■ Your instructions:
Every line below should be copied exactly; drop the pictures.
-------- Stored records --------
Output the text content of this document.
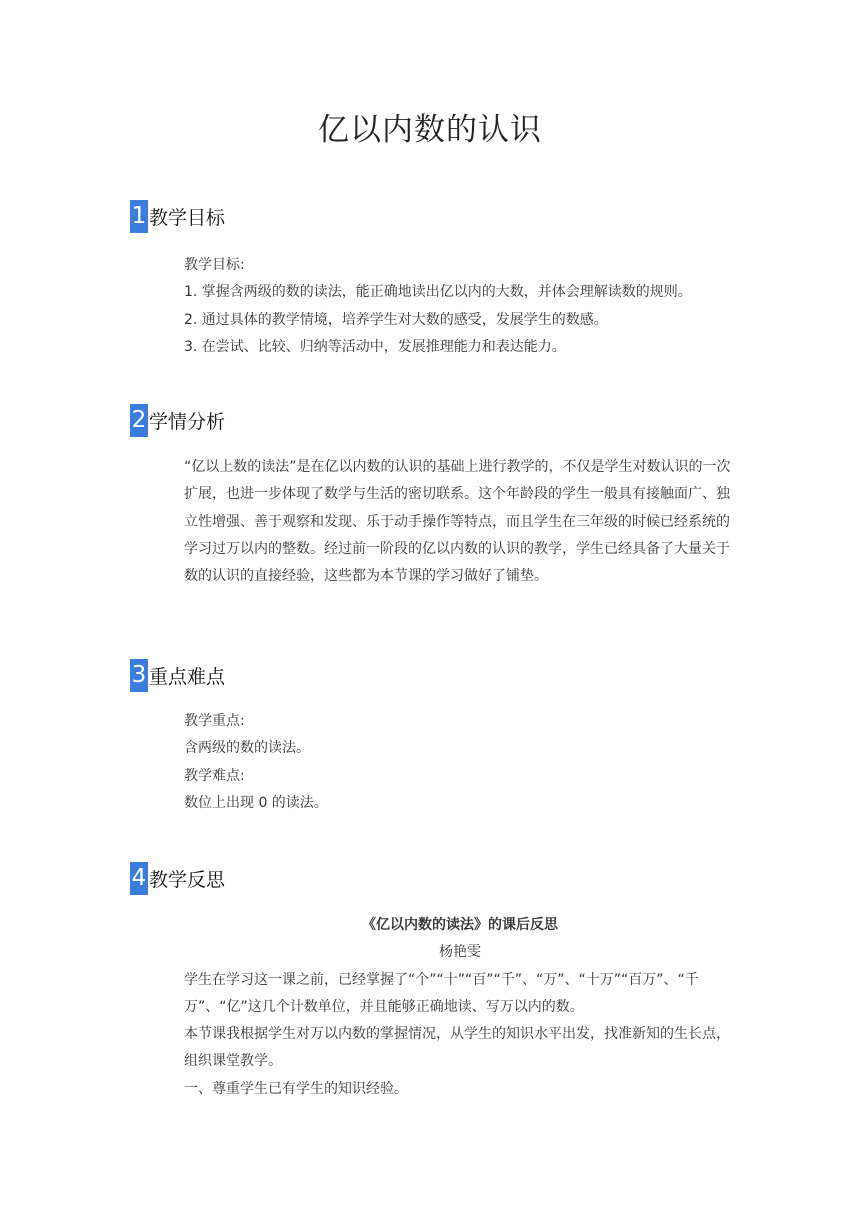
亿以内数的认识
1 教学目标

教学目标:

1. 掌握含两级的数的读法，能正确地读出亿以内的大数，并体会理解读数的规则。

2. 通过具体的教学情境，培养学生对大数的感受，发展学生的数感。

3. 在尝试、比较、归纳等活动中，发展推理能力和表达能力。

2 学情分析

“亿以上数的读法”是在亿以内数的认识的基础上进行教学的，不仅是学生对数认识的一次扩展，也进一步体现了数学与生活的密切联系。这个年龄段的学生一般具有接触面广、独立性增强、善于观察和发现、乐于动手操作等特点，而且学生在三年级的时候已经系统的学习过万以内的整数。经过前一阶段的亿以内数的认识的教学，学生已经具备了大量关于数的认识的直接经验，这些都为本节课的学习做好了铺垫。

3 重点难点

教学重点:

含两级的数的读法。

教学难点:

数位上出现 0 的读法。

4 教学反思

《亿以内数的读法》的课后反思

杨艳雯

学生在学习这一课之前，已经掌握了“个”“十”“百”“千”、“万”、“十万”“百万”、“千万”、“亿”这几个计数单位，并且能够正确地读、写万以内的数。

本节课我根据学生对万以内数的掌握情况，从学生的知识水平出发，找准新知的生长点，组织课堂教学。

一、尊重学生已有学生的知识经验。
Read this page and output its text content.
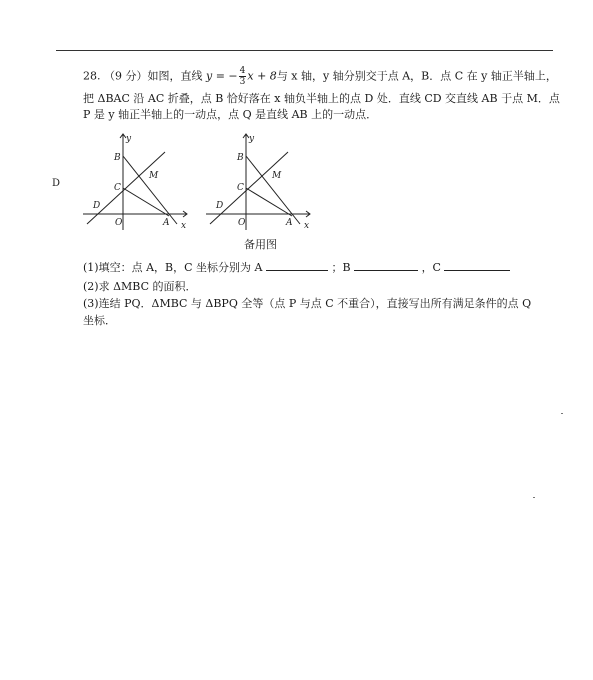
28. （9 分）如图，直线 y = − $\frac{4}{3}$ x + 8与 x 轴，y 轴分别交于点 A，B．点 C 在 y 轴正半轴上，
把 ΔBAC 沿 AC 折叠，点 B 恰好落在 x 轴负半轴上的点 D 处．直线 CD 交直线 AB 于点 M．点
P 是 y 轴正半轴上的一动点，点 Q 是直线 AB 上的一动点．
D
y
x
B
C
M
D
O	A
y
x
B
C
M
D
O	A
备用图
(1)填空：点 A，B，C 坐标分别为 A	；B	，C
(2)求 ΔMBC 的面积．
(3)连结 PQ．ΔMBC 与 ΔBPQ 全等（点 P 与点 C 不重合），直接写出所有满足条件的点 Q
坐标．
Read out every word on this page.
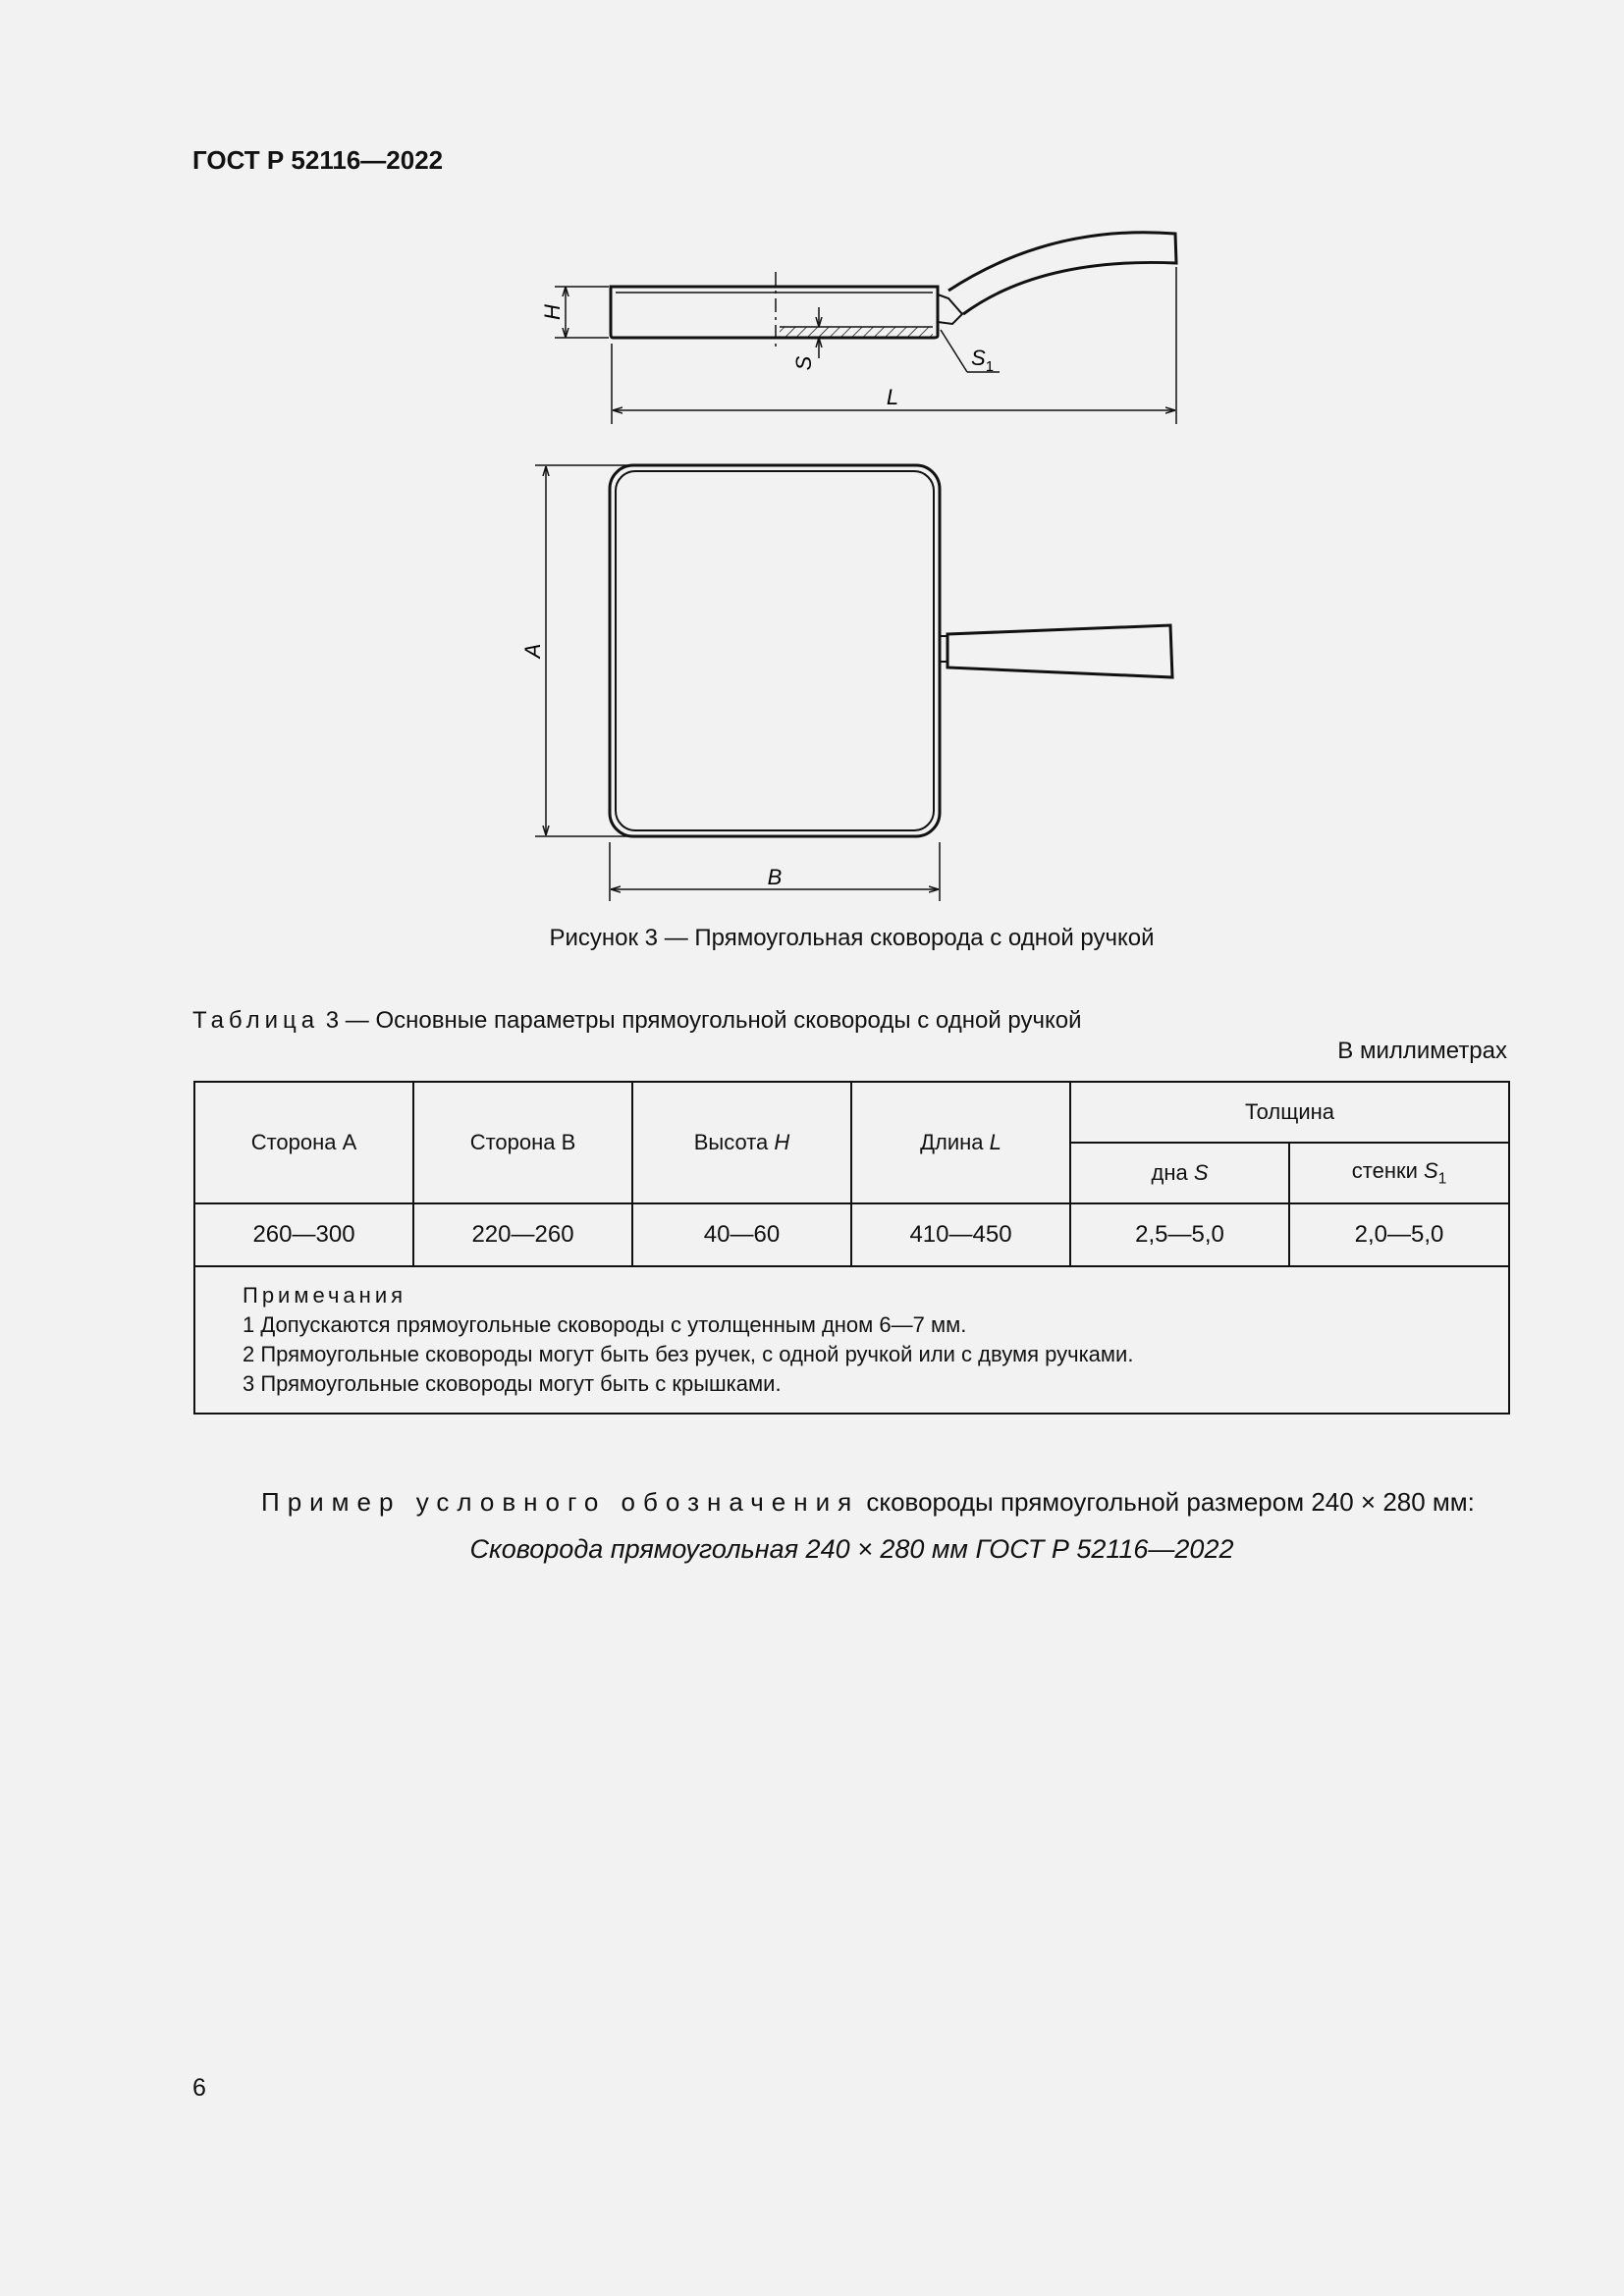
ГОСТ Р 52116—2022
H
S	$S_1$
L
A
B
Рисунок 3 — Прямоугольная сковорода с одной ручкой
Таблица 3 — Основные параметры прямоугольной сковороды с одной ручкой
В миллиметрах
Сторона А	Сторона В	Высота H	Длина L	Толщина	
				дна S	стенки $S_1$
260—300	220—260	40—60	410—450	2,5—5,0	2,0—5,0

Примечания
1 Допускаются прямоугольные сковороды с утолщенным дном 6—7 мм.
2 Прямоугольные сковороды могут быть без ручек, с одной ручкой или с двумя ручками.
3 Прямоугольные сковороды могут быть с крышками.					
Пример условного обозначения сковороды прямоугольной размером 240 × 280 мм:
Сковорода прямоугольная 240 × 280 мм ГОСТ Р 52116—2022
6
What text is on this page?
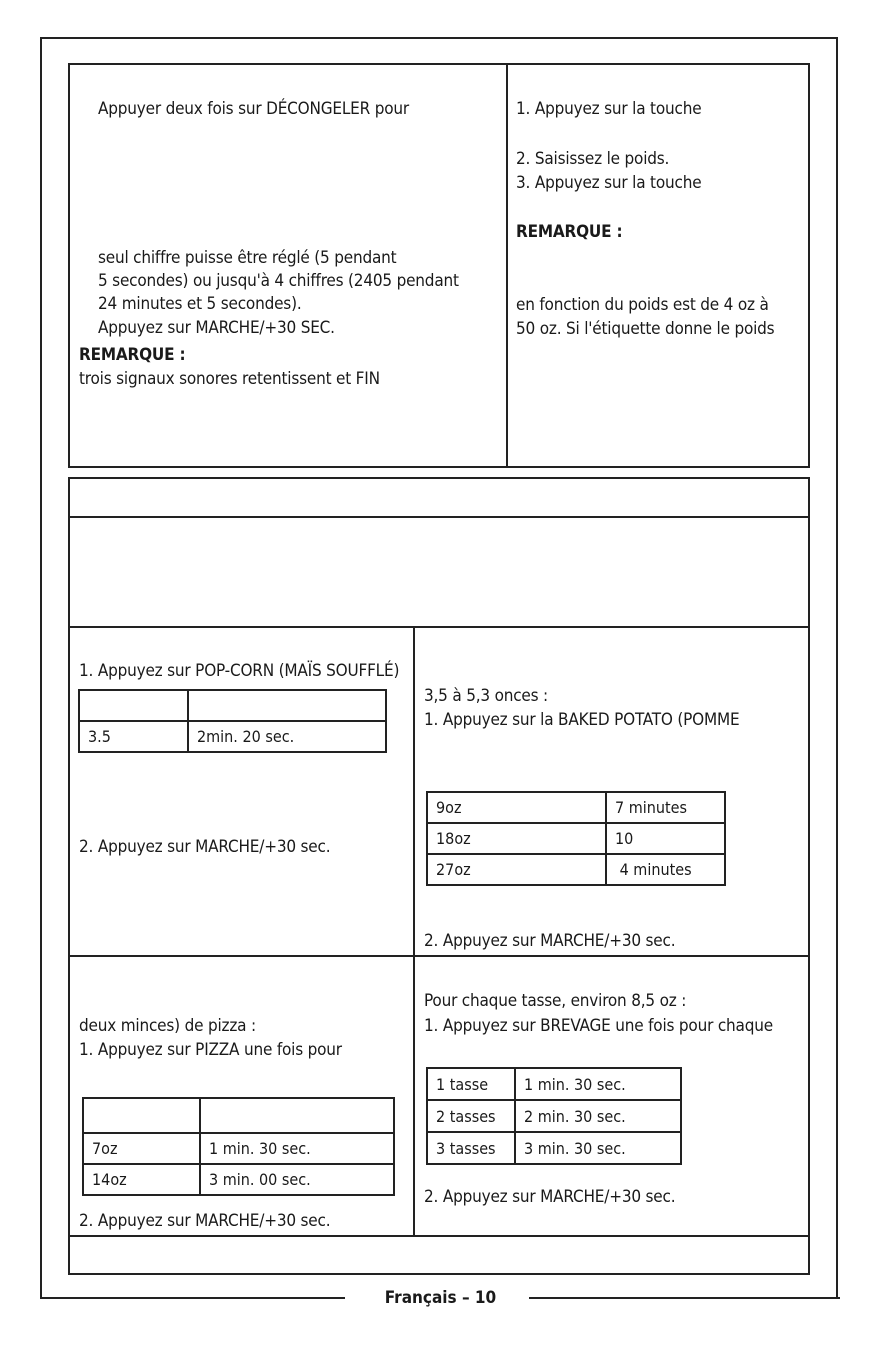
Appuyer deux fois sur DÉCONGELER pour
seul chiffre puisse être réglé (5 pendant
5 secondes) ou jusqu'à 4 chiffres (2405 pendant
24 minutes et 5 secondes).
Appuyez sur MARCHE/+30 SEC.
REMARQUE :
trois signaux sonores retentissent et FIN
1. Appuyez sur la touche
2. Saisissez le poids.
3. Appuyez sur la touche
REMARQUE :
en fonction du poids est de 4 oz à
50 oz. Si l'étiquette donne le poids
1. Appuyez sur POP-CORN (MAÏS SOUFFLÉ)

3.5	2min. 20 sec.
2. Appuyez sur MARCHE/+30 sec.
3,5 à 5,3 onces :
1. Appuyez sur la BAKED POTATO (POMME
9oz	7 minutes
18oz	10
27oz	4 minutes
2. Appuyez sur MARCHE/+30 sec.
deux minces) de pizza :
1. Appuyez sur PIZZA une fois pour

7oz	1 min. 30 sec.
14oz	3 min. 00 sec.
2. Appuyez sur MARCHE/+30 sec.
Pour chaque tasse, environ 8,5 oz :
1. Appuyez sur BREVAGE une fois pour chaque
1 tasse	1 min. 30 sec.
2 tasses	2 min. 30 sec.
3 tasses	3 min. 30 sec.
2. Appuyez sur MARCHE/+30 sec.
Français – 10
--------
■ Expected answer:
Output the text content of this document.
亿以内数的认识
1 教学目标

教学目标:

1. 掌握含两级的数的读法，能正确地读出亿以内的大数，并体会理解读数的规则。

2. 通过具体的教学情境，培养学生对大数的感受，发展学生的数感。

3. 在尝试、比较、归纳等活动中，发展推理能力和表达能力。

2 学情分析

“亿以上数的读法”是在亿以内数的认识的基础上进行教学的，不仅是学生对数认识的一次扩展，也进一步体现了数学与生活的密切联系。这个年龄段的学生一般具有接触面广、独立性增强、善于观察和发现、乐于动手操作等特点，而且学生在三年级的时候已经系统的学习过万以内的整数。经过前一阶段的亿以内数的认识的教学，学生已经具备了大量关于数的认识的直接经验，这些都为本节课的学习做好了铺垫。

3 重点难点

教学重点:

含两级的数的读法。

教学难点:

数位上出现 0 的读法。

4 教学反思

《亿以内数的读法》的课后反思

杨艳雯

学生在学习这一课之前，已经掌握了“个”“十”“百”“千”、“万”、“十万”“百万”、“千万”、“亿”这几个计数单位，并且能够正确地读、写万以内的数。

本节课我根据学生对万以内数的掌握情况，从学生的知识水平出发，找准新知的生长点，组织课堂教学。

一、尊重学生已有学生的知识经验。
Read this page and output its text content.
28. （9 分）如图，直线 y = − $\frac{4}{3}$ x + 8与 x 轴，y 轴分别交于点 A，B．点 C 在 y 轴正半轴上，
把 ΔBAC 沿 AC 折叠，点 B 恰好落在 x 轴负半轴上的点 D 处．直线 CD 交直线 AB 于点 M．点
P 是 y 轴正半轴上的一动点，点 Q 是直线 AB 上的一动点．
D
y
x
B
C
M
D
O	A
y
x
B
C
M
D
O	A
备用图
(1)填空：点 A，B，C 坐标分别为 A	；B	，C
(2)求 ΔMBC 的面积．
(3)连结 PQ．ΔMBC 与 ΔBPQ 全等（点 P 与点 C 不重合），直接写出所有满足条件的点 Q
坐标．
Read out every word on this page.
ГОСТ Р 52116—2022
H
S	$S_1$
L
A
B
Рисунок 3 — Прямоугольная сковорода с одной ручкой
Таблица 3 — Основные параметры прямоугольной сковороды с одной ручкой
В миллиметрах
Сторона А	Сторона В	Высота H	Длина L	Толщина	
				дна S	стенки $S_1$
260—300	220—260	40—60	410—450	2,5—5,0	2,0—5,0

Примечания
1 Допускаются прямоугольные сковороды с утолщенным дном 6—7 мм.
2 Прямоугольные сковороды могут быть без ручек, с одной ручкой или с двумя ручками.
3 Прямоугольные сковороды могут быть с крышками.					
Пример условного обозначения сковороды прямоугольной размером 240 × 280 мм:
Сковорода прямоугольная 240 × 280 мм ГОСТ Р 52116—2022
6
What text is on this page?
Appuyer deux fois sur DÉCONGELER pour
seul chiffre puisse être réglé (5 pendant
5 secondes) ou jusqu'à 4 chiffres (2405 pendant
24 minutes et 5 secondes).
Appuyez sur MARCHE/+30 SEC.
REMARQUE :
trois signaux sonores retentissent et FIN
1. Appuyez sur la touche
2. Saisissez le poids.
3. Appuyez sur la touche
REMARQUE :
en fonction du poids est de 4 oz à
50 oz. Si l'étiquette donne le poids
1. Appuyez sur POP-CORN (MAÏS SOUFFLÉ)

3.5	2min. 20 sec.
2. Appuyez sur MARCHE/+30 sec.
3,5 à 5,3 onces :
1. Appuyez sur la BAKED POTATO (POMME
9oz	7 minutes
18oz	10
27oz	4 minutes
2. Appuyez sur MARCHE/+30 sec.
deux minces) de pizza :
1. Appuyez sur PIZZA une fois pour

7oz	1 min. 30 sec.
14oz	3 min. 00 sec.
2. Appuyez sur MARCHE/+30 sec.
Pour chaque tasse, environ 8,5 oz :
1. Appuyez sur BREVAGE une fois pour chaque
1 tasse	1 min. 30 sec.
2 tasses	2 min. 30 sec.
3 tasses	3 min. 30 sec.
2. Appuyez sur MARCHE/+30 sec.
Français – 10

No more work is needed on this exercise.